Required work.
1. Rewrite the home power discussion between "Then you could" and "grid if required.", inclusive, putting "battery packs" in place of "batteries".
2. Write what follows the final sentence of the home power discussion.

I'd love a system that can link everything together and figure out the best (and most cost effective way) to get power
If there was a fancy box I could link Solar, PowerWall, Generator and the Grid into.
Then you could also set it to do things like charge the PowerWalls from the Generator if needed to have power at night, and have the generator turn off. Don't think anything like this exists though
I can't see in theory why that wouldn't be possible and why any specialist central control would be necessary. I watch a lot of Tesla Powerwall stuff and the controls look for a failure of the incoming supply and then switch seemlessy over to battery and then back when power is restored. By the same token, it's possible I believe, the guy with the Powerwalls above will know, to control and charge the batteries using grid if required.
BTW, not all power wall installations that are grid connected can provide back up power if the grid goes down. It's a feature on newer units as prior to this, the Powerwall had to swicth off to keep the grid lines safe for mainenance engineers - the danger was they switch the grid off, and all the powerwalls feed the grid and make it live again potentially electrocuting the engineers. For this reason I believe many grid connected powerwalls from ealier installtions cannot supply the house with power if the grid fails despite having stored energy. I believe Tesla made changes to the control units in later grid connected models to ensure if the unit switches to battery backup it isolates itself from the grid making use as a power fail backup possible.

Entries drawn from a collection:
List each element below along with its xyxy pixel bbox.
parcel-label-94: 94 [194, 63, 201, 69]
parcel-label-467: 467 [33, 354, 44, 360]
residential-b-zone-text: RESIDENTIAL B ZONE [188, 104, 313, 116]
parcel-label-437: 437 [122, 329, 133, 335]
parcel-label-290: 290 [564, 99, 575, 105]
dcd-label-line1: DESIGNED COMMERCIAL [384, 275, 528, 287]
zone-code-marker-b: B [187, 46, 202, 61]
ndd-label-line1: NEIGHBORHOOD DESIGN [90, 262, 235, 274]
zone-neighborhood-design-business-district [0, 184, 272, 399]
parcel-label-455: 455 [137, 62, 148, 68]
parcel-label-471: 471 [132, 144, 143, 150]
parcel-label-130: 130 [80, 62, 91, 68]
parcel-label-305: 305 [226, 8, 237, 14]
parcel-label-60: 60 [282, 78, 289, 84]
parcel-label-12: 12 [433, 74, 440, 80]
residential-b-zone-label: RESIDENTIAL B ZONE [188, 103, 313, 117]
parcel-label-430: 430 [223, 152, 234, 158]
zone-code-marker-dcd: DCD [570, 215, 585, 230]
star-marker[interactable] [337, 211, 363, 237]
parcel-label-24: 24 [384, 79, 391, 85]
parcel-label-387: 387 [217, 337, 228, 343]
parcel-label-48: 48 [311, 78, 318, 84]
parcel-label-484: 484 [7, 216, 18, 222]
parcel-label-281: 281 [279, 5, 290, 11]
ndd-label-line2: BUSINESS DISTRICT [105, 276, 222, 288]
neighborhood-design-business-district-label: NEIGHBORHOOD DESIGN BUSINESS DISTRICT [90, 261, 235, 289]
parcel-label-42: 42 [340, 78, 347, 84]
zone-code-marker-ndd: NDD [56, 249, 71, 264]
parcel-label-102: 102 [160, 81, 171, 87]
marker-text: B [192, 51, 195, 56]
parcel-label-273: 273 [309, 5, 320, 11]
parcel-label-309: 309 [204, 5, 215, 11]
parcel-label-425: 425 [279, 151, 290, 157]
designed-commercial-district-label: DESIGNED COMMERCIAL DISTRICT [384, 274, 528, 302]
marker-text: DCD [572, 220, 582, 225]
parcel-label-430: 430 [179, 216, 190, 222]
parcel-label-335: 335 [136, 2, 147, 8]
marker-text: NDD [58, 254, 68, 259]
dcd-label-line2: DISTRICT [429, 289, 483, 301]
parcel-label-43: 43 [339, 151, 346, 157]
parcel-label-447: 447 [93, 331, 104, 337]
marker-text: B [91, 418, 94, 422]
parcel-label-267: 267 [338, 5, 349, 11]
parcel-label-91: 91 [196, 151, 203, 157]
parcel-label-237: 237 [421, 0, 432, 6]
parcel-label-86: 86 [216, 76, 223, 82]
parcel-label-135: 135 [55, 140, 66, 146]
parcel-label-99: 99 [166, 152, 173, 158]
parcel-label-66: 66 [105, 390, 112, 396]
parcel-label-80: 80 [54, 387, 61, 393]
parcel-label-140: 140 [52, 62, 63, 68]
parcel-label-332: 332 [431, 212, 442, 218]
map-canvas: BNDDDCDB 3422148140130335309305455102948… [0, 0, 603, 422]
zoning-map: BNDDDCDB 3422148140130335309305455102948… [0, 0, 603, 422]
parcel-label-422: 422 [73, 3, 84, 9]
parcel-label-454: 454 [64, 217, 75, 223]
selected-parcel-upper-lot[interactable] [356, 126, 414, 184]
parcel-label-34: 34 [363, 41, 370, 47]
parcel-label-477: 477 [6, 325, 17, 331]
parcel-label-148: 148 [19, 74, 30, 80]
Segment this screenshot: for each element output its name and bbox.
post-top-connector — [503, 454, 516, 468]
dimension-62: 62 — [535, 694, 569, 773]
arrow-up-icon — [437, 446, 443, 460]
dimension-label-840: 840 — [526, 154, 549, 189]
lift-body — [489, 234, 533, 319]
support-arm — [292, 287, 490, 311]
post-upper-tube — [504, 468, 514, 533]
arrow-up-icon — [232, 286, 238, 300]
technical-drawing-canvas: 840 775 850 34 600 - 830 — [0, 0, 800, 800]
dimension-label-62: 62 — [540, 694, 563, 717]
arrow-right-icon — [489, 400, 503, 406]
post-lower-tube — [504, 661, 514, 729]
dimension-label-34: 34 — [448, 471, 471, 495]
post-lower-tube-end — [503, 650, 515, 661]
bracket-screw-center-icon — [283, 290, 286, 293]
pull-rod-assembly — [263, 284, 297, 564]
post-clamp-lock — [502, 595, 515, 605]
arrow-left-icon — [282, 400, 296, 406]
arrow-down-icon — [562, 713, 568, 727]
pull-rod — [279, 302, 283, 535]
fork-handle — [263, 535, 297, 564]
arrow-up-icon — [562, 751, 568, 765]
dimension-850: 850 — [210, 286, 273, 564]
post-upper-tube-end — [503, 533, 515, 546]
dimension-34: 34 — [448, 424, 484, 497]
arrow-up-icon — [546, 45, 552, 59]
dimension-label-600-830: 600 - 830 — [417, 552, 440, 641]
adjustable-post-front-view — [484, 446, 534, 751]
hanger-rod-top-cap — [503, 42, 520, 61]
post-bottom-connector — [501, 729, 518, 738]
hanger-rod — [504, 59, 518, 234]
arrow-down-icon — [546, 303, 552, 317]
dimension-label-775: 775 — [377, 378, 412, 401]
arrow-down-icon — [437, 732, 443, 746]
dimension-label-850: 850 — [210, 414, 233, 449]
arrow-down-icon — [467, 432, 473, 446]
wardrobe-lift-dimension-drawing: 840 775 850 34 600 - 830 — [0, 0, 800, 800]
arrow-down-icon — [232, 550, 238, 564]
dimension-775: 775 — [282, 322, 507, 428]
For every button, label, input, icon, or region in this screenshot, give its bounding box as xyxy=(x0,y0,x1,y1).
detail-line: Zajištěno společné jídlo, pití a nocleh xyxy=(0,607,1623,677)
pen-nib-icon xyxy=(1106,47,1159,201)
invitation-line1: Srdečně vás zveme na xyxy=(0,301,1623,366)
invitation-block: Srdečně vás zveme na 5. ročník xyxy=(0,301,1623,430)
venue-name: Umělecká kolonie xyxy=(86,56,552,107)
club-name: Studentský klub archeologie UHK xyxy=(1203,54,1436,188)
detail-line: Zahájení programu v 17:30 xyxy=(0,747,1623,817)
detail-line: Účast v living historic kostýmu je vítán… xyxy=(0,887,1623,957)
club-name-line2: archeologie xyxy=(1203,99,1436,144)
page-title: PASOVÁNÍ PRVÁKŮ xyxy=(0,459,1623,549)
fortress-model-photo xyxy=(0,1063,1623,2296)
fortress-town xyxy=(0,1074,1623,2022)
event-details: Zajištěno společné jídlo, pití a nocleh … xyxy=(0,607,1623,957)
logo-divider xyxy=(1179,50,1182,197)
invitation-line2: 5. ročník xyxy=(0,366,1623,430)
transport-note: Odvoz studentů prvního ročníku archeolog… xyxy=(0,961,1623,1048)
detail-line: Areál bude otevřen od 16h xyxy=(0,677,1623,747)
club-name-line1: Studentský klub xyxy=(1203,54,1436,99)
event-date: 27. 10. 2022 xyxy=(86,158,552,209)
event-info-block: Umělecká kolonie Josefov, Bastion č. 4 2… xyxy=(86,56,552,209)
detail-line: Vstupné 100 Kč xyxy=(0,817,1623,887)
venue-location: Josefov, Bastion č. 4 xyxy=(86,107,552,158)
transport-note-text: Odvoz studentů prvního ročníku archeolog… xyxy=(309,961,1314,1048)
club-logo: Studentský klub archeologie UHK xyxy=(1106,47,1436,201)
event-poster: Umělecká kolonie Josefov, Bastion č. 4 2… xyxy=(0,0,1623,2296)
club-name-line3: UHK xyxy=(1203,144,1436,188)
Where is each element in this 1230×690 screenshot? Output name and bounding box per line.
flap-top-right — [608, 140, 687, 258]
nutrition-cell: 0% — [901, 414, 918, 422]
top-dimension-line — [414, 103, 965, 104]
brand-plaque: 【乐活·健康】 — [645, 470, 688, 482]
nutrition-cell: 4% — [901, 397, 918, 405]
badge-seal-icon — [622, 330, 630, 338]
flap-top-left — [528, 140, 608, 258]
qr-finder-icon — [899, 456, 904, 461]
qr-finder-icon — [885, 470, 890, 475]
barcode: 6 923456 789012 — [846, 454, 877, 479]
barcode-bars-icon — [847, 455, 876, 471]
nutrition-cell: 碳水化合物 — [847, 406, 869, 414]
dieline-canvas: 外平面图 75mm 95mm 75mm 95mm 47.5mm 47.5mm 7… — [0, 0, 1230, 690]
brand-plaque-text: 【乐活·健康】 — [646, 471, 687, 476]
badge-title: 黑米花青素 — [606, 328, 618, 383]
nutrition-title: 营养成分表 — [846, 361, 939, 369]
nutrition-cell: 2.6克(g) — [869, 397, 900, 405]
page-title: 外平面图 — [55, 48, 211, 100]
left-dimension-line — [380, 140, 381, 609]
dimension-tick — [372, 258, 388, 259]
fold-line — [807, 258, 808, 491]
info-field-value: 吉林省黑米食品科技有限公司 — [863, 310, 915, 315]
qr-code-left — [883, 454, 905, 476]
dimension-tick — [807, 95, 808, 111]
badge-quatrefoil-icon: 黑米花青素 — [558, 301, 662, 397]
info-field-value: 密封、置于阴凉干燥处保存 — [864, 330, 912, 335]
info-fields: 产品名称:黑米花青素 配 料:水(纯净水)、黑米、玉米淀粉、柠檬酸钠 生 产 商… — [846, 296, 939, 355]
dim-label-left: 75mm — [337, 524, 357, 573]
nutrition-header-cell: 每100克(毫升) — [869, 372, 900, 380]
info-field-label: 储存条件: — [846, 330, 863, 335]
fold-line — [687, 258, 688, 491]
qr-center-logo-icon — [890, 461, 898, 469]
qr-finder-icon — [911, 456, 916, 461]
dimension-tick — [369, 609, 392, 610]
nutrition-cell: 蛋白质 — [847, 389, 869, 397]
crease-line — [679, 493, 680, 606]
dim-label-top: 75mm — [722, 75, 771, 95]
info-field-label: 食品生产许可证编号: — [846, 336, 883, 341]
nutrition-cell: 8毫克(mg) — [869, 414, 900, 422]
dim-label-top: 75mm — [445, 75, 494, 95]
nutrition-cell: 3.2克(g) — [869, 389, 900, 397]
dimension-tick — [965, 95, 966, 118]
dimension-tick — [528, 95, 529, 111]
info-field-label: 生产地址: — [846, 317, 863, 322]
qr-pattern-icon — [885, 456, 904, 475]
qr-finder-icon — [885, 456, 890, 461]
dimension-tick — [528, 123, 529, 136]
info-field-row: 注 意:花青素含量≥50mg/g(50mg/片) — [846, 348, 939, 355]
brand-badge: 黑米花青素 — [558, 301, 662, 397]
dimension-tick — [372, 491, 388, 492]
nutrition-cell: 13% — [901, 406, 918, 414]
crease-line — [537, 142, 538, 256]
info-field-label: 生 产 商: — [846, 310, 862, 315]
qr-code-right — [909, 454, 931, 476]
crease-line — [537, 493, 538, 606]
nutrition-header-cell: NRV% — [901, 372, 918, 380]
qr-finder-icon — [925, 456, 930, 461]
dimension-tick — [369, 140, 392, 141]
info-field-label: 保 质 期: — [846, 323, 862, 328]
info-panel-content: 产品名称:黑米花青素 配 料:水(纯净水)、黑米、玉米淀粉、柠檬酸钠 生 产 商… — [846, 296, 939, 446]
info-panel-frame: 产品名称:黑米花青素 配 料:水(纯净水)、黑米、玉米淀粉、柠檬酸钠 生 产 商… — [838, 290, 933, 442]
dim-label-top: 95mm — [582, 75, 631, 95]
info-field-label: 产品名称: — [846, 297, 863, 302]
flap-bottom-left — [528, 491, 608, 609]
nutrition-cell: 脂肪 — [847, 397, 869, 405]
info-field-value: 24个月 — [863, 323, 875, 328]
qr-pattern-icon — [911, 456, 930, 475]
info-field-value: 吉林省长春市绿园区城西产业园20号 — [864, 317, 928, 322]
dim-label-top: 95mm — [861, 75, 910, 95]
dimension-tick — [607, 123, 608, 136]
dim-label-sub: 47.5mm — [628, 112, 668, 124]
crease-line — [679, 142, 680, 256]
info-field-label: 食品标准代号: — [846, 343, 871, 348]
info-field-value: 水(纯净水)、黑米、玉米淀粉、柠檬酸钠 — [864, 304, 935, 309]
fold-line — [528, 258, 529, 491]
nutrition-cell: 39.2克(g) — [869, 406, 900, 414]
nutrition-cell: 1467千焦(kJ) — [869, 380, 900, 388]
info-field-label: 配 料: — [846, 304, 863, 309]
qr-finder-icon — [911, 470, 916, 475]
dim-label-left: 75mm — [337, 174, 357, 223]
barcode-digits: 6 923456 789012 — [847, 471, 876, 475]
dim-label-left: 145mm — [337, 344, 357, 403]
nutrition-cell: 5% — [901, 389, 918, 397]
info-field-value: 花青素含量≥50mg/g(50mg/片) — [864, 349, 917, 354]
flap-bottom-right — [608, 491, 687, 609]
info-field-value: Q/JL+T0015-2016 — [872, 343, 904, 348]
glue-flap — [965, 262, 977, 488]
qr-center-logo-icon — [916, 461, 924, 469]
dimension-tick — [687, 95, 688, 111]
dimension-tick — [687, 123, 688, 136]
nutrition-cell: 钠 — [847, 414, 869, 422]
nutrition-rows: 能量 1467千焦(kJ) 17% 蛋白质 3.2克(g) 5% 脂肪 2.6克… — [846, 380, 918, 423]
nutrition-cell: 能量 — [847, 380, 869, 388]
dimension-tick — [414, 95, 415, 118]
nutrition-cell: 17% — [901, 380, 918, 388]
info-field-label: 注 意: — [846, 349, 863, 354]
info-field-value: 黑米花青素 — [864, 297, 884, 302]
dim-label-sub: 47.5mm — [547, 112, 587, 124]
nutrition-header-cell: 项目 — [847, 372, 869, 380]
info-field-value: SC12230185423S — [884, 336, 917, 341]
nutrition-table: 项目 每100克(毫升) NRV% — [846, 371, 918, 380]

Expected outputs.
1.
Then you could also set it to do things like charge the PowerWalls from the Generator if needed to have power at night, and have the generator turn off. Don't think anything like this exists though
I can't see in theory why that wouldn't be possible and why any specialist central control would be necessary. I watch a lot of Tesla Powerwall stuff and the controls look for a failure of the incoming supply and then switch seemlessy over to battery and then back when power is restored. By the same token, it's possible I believe, the guy with the Powerwalls above will know, to control and charge the battery packs using grid if required.

2.
Anyway, going back to the topic, if the power wall controller just sees power coming in, it's not going to know where it's coming from, so I see no reason why you could not have a generator upstream of it mounted as the 1st device on the supply that kicks in if the grid fails as I don't see how the powerwall would know it was the generator and not the grid supplying the back up power. It would potentially just switch power to powerwall supply between the grid going down and the generator kicking in, then back to "grid" when the generator came in. I do wonder though if the generatoe might be better downstream of the powerwall so the power wall supplied power first and the generator second, just simply because you presreve the fuel that way. I defer to electrians on the actual possibilities.
One last point, be safe with propane heaters guys. Carbon monoxide is a real and present danger indoors. I suggest getting an alarm in every room where one is used.